_DATASET CONTENT_:
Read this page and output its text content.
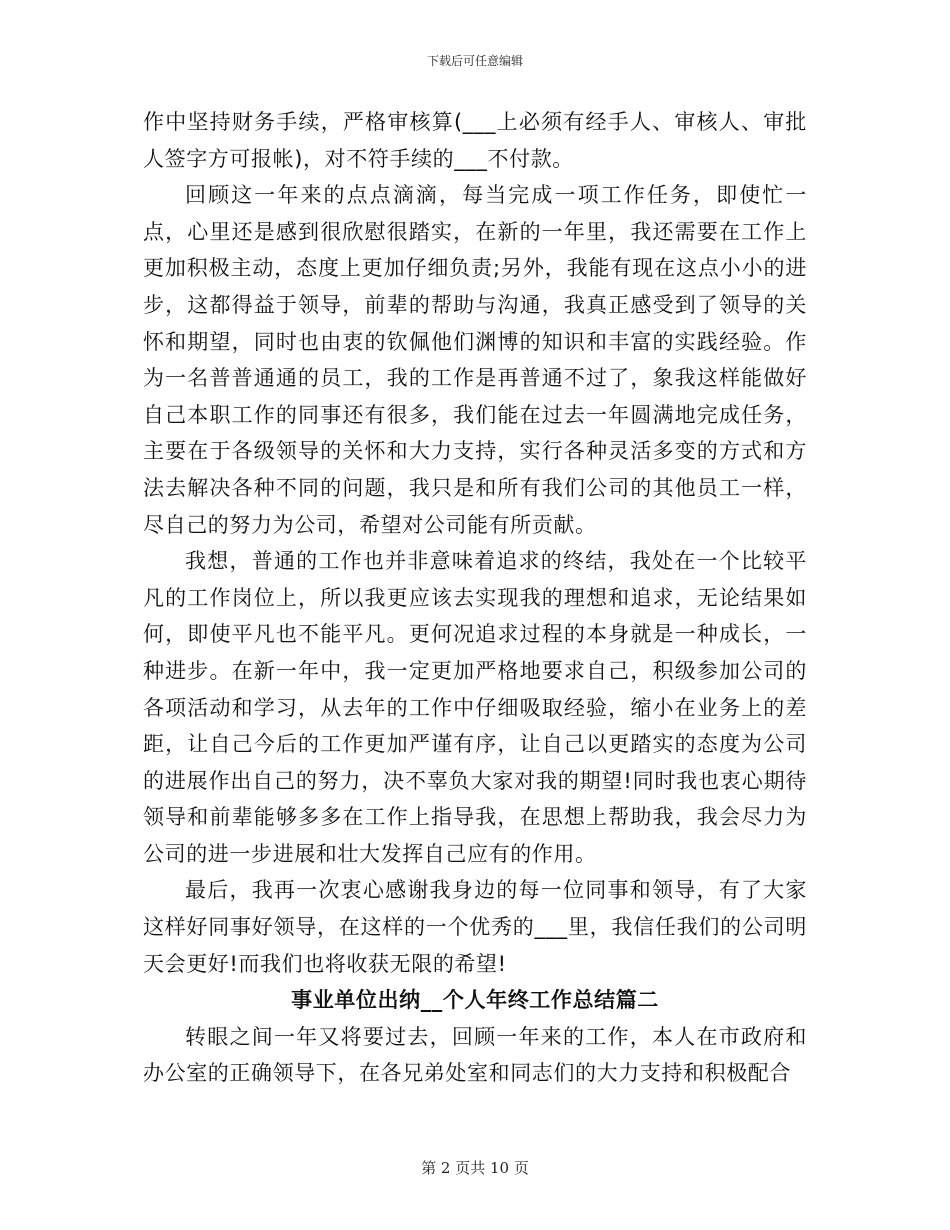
下载后可任意编辑

作中坚持财务手续，严格审核算(___上必须有经手人、审核人、审批人签字方可报帐)，对不符手续的___不付款。

回顾这一年来的点点滴滴，每当完成一项工作任务，即使忙一点，心里还是感到很欣慰很踏实，在新的一年里，我还需要在工作上更加积极主动，态度上更加仔细负责;另外，我能有现在这点小小的进步，这都得益于领导，前辈的帮助与沟通，我真正感受到了领导的关怀和期望，同时也由衷的钦佩他们渊博的知识和丰富的实践经验。作为一名普普通通的员工，我的工作是再普通不过了，象我这样能做好自己本职工作的同事还有很多，我们能在过去一年圆满地完成任务，主要在于各级领导的关怀和大力支持，实行各种灵活多变的方式和方法去解决各种不同的问题，我只是和所有我们公司的其他员工一样，尽自己的努力为公司，希望对公司能有所贡献。

我想，普通的工作也并非意味着追求的终结，我处在一个比较平凡的工作岗位上，所以我更应该去实现我的理想和追求，无论结果如何，即使平凡也不能平凡。更何况追求过程的本身就是一种成长，一种进步。在新一年中，我一定更加严格地要求自己，积级参加公司的各项活动和学习，从去年的工作中仔细吸取经验，缩小在业务上的差距，让自己今后的工作更加严谨有序，让自己以更踏实的态度为公司的进展作出自己的努力，决不辜负大家对我的期望!同时我也衷心期待领导和前辈能够多多在工作上指导我，在思想上帮助我，我会尽力为公司的进一步进展和壮大发挥自己应有的作用。

最后，我再一次衷心感谢我身边的每一位同事和领导，有了大家这样好同事好领导，在这样的一个优秀的___里，我信任我们的公司明天会更好!而我们也将收获无限的希望!

事业单位出纳__个人年终工作总结篇二

转眼之间一年又将要过去，回顾一年来的工作，本人在市政府和办公室的正确领导下，在各兄弟处室和同志们的大力支持和积极配合

第 2 页共 10 页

_REQUIRED WORK_: Reproduce the entries above word for word. Pictures stay out.

_FINISHED EXERCISE_:
Read this page and output its text content.
下载后可任意编辑

作中坚持财务手续，严格审核算(___上必须有经手人、审核人、审批人签字方可报帐)，对不符手续的___不付款。

回顾这一年来的点点滴滴，每当完成一项工作任务，即使忙一点，心里还是感到很欣慰很踏实，在新的一年里，我还需要在工作上更加积极主动，态度上更加仔细负责;另外，我能有现在这点小小的进步，这都得益于领导，前辈的帮助与沟通，我真正感受到了领导的关怀和期望，同时也由衷的钦佩他们渊博的知识和丰富的实践经验。作为一名普普通通的员工，我的工作是再普通不过了，象我这样能做好自己本职工作的同事还有很多，我们能在过去一年圆满地完成任务，主要在于各级领导的关怀和大力支持，实行各种灵活多变的方式和方法去解决各种不同的问题，我只是和所有我们公司的其他员工一样，尽自己的努力为公司，希望对公司能有所贡献。

我想，普通的工作也并非意味着追求的终结，我处在一个比较平凡的工作岗位上，所以我更应该去实现我的理想和追求，无论结果如何，即使平凡也不能平凡。更何况追求过程的本身就是一种成长，一种进步。在新一年中，我一定更加严格地要求自己，积级参加公司的各项活动和学习，从去年的工作中仔细吸取经验，缩小在业务上的差距，让自己今后的工作更加严谨有序，让自己以更踏实的态度为公司的进展作出自己的努力，决不辜负大家对我的期望!同时我也衷心期待领导和前辈能够多多在工作上指导我，在思想上帮助我，我会尽力为公司的进一步进展和壮大发挥自己应有的作用。

最后，我再一次衷心感谢我身边的每一位同事和领导，有了大家这样好同事好领导，在这样的一个优秀的___里，我信任我们的公司明天会更好!而我们也将收获无限的希望!

事业单位出纳__个人年终工作总结篇二

转眼之间一年又将要过去，回顾一年来的工作，本人在市政府和办公室的正确领导下，在各兄弟处室和同志们的大力支持和积极配合

第 2 页共 10 页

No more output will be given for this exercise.